** Stated exercise **
Search the records below for the word "Proyectos". Pull out each line that has it.
<<<<
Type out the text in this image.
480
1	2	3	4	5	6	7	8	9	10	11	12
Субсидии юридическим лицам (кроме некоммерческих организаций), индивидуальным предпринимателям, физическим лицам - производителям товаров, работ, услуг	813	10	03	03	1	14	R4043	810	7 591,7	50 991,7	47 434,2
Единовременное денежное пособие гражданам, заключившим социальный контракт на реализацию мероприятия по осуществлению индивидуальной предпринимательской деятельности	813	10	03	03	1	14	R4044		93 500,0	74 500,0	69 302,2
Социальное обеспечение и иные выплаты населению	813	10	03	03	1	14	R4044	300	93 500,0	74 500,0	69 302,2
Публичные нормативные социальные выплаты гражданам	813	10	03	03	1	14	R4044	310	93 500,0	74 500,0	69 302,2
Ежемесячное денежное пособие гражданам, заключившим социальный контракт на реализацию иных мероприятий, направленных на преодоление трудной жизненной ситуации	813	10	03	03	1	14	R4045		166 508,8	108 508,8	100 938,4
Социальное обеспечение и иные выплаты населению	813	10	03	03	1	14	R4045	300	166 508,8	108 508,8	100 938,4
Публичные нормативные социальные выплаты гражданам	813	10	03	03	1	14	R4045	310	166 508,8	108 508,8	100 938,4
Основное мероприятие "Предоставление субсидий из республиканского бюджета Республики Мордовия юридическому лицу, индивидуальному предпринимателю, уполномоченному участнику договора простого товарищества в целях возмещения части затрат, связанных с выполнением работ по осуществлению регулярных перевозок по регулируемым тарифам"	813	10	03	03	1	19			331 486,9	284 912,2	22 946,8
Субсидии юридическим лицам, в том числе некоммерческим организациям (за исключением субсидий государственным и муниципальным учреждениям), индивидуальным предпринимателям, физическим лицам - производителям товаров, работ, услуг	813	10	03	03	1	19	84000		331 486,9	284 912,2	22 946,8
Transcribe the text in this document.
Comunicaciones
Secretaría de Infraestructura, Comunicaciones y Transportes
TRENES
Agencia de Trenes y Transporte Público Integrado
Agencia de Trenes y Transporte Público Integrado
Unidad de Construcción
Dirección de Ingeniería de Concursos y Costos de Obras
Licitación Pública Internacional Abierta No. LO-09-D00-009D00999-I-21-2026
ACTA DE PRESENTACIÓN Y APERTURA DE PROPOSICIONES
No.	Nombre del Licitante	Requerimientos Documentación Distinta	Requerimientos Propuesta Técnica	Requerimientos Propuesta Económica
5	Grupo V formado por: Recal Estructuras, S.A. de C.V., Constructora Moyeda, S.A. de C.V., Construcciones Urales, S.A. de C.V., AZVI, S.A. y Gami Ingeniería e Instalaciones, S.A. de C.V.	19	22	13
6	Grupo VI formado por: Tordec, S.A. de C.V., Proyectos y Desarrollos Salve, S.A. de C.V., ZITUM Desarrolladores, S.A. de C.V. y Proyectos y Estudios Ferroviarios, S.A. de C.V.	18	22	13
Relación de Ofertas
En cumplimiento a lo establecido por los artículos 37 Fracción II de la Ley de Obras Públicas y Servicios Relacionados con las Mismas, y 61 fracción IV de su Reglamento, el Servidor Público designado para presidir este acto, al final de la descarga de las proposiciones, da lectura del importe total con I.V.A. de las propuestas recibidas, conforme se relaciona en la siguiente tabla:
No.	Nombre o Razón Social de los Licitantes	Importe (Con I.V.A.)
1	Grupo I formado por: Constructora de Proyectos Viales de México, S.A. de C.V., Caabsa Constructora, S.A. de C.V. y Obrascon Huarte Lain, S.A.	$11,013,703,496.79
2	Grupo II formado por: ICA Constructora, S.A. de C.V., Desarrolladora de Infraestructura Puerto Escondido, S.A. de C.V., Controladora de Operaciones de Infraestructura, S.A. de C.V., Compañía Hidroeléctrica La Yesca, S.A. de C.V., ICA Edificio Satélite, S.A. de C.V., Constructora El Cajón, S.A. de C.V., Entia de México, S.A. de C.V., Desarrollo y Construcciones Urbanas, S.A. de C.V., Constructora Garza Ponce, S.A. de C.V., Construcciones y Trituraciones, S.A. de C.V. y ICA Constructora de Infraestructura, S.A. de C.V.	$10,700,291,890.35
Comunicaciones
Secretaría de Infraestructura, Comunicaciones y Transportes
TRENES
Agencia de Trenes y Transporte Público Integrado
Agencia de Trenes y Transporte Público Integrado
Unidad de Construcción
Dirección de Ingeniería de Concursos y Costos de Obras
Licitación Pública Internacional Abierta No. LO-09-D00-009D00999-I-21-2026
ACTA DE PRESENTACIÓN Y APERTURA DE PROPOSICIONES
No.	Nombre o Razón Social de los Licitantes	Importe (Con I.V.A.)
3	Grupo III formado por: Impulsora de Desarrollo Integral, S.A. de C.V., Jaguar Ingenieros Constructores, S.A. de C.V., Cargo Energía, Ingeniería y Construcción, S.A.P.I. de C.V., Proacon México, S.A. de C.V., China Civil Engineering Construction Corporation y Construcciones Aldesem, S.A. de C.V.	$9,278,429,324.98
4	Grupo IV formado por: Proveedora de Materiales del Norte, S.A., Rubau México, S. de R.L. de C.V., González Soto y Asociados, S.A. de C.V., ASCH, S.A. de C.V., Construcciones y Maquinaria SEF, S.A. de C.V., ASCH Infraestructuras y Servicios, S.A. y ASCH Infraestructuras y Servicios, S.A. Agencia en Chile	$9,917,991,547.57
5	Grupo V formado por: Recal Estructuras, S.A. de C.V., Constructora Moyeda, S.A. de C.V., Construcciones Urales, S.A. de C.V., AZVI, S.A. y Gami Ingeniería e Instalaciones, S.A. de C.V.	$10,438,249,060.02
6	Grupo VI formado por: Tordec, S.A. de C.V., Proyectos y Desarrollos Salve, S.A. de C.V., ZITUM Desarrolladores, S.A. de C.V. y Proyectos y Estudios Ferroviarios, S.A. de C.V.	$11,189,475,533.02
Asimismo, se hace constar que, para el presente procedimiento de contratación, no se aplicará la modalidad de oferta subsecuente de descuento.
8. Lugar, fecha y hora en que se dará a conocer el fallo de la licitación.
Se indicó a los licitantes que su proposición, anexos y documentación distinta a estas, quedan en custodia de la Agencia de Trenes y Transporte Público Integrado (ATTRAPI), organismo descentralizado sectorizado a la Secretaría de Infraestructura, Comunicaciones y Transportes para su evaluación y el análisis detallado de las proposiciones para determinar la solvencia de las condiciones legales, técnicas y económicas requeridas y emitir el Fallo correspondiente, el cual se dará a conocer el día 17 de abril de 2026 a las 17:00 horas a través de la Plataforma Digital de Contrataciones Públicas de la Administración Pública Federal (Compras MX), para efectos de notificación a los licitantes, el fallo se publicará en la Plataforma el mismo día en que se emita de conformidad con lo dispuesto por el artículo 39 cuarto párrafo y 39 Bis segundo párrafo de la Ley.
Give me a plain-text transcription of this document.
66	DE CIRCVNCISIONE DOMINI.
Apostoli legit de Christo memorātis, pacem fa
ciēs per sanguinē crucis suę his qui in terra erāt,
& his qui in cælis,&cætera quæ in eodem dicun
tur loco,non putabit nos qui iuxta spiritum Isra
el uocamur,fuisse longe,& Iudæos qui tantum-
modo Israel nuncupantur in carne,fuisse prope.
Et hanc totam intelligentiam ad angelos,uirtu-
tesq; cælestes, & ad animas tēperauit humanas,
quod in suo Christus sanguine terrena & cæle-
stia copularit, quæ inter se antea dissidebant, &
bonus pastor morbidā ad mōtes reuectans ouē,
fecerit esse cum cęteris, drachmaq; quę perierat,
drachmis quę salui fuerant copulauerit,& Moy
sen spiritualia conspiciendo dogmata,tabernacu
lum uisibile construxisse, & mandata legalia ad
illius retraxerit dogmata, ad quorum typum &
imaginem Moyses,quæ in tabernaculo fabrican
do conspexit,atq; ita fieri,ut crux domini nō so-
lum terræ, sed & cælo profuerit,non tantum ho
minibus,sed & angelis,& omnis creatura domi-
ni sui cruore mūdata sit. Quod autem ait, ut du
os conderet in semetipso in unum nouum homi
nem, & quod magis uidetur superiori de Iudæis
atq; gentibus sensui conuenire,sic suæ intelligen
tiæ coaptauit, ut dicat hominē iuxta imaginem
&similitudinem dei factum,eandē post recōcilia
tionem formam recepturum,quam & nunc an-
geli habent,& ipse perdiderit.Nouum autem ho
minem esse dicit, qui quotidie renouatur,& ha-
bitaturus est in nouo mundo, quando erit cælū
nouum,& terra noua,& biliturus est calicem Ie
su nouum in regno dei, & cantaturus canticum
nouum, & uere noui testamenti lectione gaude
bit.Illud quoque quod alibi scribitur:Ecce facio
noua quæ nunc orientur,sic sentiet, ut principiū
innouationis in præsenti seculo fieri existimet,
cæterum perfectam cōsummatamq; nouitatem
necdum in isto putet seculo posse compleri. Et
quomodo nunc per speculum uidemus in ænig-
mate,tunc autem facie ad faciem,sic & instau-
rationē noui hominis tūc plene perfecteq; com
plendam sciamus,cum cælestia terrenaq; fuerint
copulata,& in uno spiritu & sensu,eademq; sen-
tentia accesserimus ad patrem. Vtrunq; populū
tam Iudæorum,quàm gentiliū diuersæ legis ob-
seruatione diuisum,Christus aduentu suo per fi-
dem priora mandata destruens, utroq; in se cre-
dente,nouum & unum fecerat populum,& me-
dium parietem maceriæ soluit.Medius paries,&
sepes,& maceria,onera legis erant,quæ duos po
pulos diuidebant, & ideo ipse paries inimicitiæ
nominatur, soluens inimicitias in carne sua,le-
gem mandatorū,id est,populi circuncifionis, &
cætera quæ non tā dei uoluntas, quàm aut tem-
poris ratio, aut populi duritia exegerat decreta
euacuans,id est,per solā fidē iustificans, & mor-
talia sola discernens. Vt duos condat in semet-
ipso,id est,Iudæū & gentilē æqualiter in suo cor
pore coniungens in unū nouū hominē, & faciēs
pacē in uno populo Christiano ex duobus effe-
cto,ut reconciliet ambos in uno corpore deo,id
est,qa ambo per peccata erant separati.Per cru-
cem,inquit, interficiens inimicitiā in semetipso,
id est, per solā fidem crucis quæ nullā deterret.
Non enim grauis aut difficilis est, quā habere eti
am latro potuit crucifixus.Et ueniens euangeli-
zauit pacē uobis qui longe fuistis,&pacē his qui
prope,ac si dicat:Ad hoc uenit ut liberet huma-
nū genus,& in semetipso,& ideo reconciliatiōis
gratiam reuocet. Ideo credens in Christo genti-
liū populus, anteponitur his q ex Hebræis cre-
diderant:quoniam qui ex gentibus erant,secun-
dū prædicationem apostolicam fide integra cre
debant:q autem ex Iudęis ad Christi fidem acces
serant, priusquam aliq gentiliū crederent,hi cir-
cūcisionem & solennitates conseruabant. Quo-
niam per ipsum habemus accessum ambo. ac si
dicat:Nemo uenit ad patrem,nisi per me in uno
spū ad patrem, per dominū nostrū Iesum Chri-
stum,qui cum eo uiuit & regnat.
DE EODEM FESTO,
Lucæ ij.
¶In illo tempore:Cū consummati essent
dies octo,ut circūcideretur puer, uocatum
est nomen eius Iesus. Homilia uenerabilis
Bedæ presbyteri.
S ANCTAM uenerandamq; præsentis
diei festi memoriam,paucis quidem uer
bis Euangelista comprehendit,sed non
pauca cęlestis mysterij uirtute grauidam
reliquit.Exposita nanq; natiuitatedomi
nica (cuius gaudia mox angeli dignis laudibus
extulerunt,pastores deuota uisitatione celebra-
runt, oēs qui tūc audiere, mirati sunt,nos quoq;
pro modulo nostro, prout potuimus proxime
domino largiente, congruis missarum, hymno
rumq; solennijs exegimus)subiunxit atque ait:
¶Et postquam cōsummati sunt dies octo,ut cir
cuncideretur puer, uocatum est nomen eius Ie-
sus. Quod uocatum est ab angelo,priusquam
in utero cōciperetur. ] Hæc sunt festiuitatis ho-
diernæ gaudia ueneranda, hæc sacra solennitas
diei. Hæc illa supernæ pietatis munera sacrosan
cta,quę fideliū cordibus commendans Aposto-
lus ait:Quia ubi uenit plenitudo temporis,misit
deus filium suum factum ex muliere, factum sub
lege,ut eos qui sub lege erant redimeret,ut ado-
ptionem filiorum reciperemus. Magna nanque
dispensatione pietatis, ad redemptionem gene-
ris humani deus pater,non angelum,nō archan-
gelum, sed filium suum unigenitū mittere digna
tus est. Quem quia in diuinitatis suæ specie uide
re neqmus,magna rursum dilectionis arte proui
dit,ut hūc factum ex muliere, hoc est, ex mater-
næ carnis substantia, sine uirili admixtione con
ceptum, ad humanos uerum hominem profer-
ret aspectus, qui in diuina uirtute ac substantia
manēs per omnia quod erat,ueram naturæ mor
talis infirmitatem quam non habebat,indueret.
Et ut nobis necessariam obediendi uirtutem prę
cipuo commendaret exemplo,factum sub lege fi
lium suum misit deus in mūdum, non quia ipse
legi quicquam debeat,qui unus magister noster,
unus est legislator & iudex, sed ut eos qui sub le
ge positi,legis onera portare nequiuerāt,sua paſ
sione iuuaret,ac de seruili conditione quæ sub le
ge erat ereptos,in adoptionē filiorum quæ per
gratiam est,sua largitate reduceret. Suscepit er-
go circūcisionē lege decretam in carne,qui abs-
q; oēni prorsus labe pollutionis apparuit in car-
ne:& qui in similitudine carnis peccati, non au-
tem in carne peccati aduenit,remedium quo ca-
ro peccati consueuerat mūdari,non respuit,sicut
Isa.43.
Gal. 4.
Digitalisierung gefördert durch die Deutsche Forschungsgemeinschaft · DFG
>>>>
** Solution for this problem **
6	Grupo VI formado por: Tordec, S.A. de C.V., Proyectos y Desarrollos Salve, S.A. de C.V., ZITUM Desarrolladores, S.A. de C.V. y Proyectos y Estudios Ferroviarios, S.A. de C.V.	18	22	13
1	Grupo I formado por: Constructora de Proyectos Viales de México, S.A. de C.V., Caabsa Constructora, S.A. de C.V. y Obrascon Huarte Lain, S.A.	$11,013,703,496.79
6	Grupo VI formado por: Tordec, S.A. de C.V., Proyectos y Desarrollos Salve, S.A. de C.V., ZITUM Desarrolladores, S.A. de C.V. y Proyectos y Estudios Ferroviarios, S.A. de C.V.	$11,189,475,533.02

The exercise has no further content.